--- START OF Rows ---

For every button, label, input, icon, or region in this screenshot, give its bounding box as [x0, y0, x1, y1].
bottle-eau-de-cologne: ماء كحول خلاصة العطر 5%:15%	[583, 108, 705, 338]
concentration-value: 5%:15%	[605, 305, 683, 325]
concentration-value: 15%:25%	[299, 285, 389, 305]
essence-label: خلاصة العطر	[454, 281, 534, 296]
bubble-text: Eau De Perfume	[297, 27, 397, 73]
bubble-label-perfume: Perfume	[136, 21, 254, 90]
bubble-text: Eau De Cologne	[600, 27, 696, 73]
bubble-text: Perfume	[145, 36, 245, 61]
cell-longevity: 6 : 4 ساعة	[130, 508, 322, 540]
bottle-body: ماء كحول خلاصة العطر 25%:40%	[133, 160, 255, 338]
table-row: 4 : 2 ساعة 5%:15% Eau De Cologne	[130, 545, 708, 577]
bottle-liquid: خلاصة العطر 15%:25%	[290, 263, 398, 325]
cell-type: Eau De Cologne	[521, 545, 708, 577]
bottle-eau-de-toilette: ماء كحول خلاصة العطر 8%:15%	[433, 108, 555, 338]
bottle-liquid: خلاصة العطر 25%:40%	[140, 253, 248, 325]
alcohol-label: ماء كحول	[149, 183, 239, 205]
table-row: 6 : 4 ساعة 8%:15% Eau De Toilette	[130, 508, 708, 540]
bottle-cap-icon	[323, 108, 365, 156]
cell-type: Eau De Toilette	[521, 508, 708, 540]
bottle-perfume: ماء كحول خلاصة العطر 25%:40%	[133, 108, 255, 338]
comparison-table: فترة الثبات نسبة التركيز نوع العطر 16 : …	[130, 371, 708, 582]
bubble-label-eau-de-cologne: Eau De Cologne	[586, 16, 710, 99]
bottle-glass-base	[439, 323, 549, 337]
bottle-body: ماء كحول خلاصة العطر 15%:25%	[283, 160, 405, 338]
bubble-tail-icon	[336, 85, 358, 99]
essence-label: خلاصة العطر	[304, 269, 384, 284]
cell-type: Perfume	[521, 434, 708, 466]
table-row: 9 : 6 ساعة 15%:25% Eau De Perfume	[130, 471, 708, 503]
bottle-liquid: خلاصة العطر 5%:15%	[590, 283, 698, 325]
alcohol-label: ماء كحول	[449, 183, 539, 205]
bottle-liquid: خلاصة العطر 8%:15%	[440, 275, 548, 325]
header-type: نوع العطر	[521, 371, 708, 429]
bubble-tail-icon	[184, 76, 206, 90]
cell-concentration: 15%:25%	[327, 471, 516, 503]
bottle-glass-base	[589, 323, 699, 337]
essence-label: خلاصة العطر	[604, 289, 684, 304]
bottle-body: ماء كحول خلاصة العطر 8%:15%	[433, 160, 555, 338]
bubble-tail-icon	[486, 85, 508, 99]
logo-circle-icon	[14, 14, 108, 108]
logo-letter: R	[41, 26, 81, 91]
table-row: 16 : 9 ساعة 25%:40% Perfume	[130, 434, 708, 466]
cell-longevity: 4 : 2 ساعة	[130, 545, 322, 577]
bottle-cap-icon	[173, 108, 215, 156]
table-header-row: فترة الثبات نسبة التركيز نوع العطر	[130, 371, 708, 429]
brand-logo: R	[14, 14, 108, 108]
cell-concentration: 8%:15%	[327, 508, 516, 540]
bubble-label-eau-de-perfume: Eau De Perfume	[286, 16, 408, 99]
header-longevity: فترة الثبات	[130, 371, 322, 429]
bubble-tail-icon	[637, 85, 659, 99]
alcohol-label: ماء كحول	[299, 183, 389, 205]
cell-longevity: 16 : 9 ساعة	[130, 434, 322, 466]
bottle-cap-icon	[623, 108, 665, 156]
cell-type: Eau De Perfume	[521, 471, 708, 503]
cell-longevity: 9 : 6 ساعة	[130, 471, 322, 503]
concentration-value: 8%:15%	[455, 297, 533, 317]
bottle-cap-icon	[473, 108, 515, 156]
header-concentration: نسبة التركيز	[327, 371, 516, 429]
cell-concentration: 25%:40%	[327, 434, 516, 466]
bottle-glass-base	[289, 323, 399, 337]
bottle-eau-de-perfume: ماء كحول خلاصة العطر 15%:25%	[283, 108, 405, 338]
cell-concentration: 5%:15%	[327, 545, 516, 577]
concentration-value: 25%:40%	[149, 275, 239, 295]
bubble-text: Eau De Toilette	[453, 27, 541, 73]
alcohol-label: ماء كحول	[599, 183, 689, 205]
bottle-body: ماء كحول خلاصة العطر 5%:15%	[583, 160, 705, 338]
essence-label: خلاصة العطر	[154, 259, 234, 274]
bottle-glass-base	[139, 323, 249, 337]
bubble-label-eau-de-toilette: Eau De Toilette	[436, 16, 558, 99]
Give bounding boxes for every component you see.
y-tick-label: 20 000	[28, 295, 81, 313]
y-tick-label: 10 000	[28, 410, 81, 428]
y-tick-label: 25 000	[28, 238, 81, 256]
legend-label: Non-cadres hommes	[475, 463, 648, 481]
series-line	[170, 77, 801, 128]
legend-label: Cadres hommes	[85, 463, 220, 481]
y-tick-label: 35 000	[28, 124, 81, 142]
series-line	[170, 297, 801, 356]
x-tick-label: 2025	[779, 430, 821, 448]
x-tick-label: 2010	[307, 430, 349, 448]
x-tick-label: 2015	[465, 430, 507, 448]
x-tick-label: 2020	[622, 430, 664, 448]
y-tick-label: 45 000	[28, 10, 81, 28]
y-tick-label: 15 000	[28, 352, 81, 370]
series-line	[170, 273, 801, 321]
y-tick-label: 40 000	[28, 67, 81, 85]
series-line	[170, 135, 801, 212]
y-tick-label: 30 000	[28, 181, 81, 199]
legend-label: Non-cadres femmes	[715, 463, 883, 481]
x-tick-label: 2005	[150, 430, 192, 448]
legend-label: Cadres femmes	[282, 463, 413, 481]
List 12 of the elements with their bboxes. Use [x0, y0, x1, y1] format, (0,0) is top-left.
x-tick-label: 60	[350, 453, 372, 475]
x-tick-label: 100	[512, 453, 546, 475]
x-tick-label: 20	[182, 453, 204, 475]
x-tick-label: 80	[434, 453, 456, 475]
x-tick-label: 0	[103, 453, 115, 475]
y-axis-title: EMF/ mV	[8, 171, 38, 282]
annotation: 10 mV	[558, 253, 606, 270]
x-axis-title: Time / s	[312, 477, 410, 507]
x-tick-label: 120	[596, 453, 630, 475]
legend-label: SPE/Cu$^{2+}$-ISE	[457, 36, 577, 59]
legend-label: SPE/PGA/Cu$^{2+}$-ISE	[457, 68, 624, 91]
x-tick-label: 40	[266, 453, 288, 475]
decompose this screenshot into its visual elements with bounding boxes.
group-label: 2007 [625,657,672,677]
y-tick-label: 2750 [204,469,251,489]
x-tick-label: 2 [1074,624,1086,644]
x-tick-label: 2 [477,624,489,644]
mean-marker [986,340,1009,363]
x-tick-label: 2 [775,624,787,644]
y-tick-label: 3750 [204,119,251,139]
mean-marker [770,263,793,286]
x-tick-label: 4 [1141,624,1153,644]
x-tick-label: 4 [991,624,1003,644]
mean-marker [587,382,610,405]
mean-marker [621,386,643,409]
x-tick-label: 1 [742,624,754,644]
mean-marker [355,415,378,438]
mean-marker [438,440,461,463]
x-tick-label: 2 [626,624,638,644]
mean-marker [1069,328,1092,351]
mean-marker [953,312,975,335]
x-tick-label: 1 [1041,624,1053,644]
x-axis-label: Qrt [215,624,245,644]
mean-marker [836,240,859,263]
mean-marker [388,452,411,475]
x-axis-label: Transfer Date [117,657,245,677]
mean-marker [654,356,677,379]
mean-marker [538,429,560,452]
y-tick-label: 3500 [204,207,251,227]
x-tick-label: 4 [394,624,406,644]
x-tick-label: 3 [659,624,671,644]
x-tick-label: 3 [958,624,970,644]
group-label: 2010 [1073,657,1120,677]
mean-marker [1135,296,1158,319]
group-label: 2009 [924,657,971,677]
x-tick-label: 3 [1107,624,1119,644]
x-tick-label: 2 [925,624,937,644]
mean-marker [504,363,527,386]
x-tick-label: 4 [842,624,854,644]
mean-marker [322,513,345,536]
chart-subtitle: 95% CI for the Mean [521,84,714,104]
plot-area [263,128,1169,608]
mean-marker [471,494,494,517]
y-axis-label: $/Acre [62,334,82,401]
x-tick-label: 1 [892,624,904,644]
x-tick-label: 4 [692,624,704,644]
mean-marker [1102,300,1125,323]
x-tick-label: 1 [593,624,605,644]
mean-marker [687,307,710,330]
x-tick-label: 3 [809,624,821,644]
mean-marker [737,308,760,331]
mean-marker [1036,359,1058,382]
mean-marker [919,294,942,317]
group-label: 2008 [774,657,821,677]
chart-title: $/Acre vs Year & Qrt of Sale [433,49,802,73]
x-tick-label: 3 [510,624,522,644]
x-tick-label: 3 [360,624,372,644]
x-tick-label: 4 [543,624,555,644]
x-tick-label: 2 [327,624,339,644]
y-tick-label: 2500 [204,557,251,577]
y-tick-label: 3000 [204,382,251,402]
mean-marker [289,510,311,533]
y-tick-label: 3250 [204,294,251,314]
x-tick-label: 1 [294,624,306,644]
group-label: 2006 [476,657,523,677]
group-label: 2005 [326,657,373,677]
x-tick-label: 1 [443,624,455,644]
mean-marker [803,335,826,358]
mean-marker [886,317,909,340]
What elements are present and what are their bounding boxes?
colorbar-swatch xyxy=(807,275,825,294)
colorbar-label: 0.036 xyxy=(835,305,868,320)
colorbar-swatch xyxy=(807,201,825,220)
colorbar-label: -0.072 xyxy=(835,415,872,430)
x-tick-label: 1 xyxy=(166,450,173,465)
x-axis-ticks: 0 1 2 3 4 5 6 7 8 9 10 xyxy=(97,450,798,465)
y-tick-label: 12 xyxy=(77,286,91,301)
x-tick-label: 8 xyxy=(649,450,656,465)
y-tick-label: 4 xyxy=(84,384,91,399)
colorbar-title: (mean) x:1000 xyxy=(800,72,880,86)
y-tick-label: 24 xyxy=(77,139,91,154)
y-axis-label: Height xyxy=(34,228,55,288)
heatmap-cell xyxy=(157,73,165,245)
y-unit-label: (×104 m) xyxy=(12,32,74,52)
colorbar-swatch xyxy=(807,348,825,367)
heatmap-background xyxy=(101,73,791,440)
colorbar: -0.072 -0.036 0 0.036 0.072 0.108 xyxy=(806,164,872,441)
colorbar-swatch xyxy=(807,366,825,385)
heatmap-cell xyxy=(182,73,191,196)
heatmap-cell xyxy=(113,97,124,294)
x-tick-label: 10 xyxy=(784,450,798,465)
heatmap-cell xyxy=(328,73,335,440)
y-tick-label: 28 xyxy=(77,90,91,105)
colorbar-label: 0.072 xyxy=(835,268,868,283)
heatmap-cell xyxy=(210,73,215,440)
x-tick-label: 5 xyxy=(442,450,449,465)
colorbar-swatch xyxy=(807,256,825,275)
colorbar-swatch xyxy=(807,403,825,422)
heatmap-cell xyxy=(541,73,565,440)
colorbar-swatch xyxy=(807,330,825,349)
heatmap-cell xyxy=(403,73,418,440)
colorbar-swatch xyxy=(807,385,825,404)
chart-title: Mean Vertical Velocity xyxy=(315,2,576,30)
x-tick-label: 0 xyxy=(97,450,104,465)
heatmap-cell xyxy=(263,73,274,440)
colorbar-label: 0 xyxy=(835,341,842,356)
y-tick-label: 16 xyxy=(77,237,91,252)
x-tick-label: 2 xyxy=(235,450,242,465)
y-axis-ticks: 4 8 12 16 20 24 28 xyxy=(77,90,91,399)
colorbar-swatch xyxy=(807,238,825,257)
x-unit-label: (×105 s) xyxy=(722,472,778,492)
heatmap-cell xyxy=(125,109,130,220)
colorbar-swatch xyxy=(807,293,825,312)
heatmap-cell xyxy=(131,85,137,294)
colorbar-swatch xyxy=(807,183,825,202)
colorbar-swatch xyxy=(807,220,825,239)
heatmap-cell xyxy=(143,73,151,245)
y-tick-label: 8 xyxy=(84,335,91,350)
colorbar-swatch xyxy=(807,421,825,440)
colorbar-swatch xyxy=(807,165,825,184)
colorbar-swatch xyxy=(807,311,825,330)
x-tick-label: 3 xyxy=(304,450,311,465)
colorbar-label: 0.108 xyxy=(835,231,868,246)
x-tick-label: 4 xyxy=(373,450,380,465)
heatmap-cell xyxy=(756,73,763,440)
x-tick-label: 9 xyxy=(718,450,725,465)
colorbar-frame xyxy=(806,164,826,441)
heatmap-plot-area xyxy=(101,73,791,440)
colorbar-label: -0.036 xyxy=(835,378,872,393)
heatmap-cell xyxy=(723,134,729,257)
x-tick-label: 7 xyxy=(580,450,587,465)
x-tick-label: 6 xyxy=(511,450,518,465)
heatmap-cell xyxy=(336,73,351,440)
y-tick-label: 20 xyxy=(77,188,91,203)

--- END OF Rows ---

### What the exercise asks:
Can you transcribe, word for word, the stretch of the records from the very first line through the line containing "bottle-eau-de-toilette: ماء كحول", with both of those lines included?

### Answer to this problem:
For every button, label, input, icon, or region in this screenshot, give its bounding box as [x0, y0, x1, y1].
bottle-eau-de-cologne: ماء كحول خلاصة العطر 5%:15%	[583, 108, 705, 338]
concentration-value: 5%:15%	[605, 305, 683, 325]
concentration-value: 15%:25%	[299, 285, 389, 305]
essence-label: خلاصة العطر	[454, 281, 534, 296]
bubble-text: Eau De Perfume	[297, 27, 397, 73]
bubble-label-perfume: Perfume	[136, 21, 254, 90]
bubble-text: Eau De Cologne	[600, 27, 696, 73]
bubble-text: Perfume	[145, 36, 245, 61]
cell-longevity: 6 : 4 ساعة	[130, 508, 322, 540]
bottle-body: ماء كحول خلاصة العطر 25%:40%	[133, 160, 255, 338]
table-row: 4 : 2 ساعة 5%:15% Eau De Cologne	[130, 545, 708, 577]
bottle-liquid: خلاصة العطر 15%:25%	[290, 263, 398, 325]
cell-type: Eau De Cologne	[521, 545, 708, 577]
bottle-eau-de-toilette: ماء كحول خلاصة العطر 8%:15%	[433, 108, 555, 338]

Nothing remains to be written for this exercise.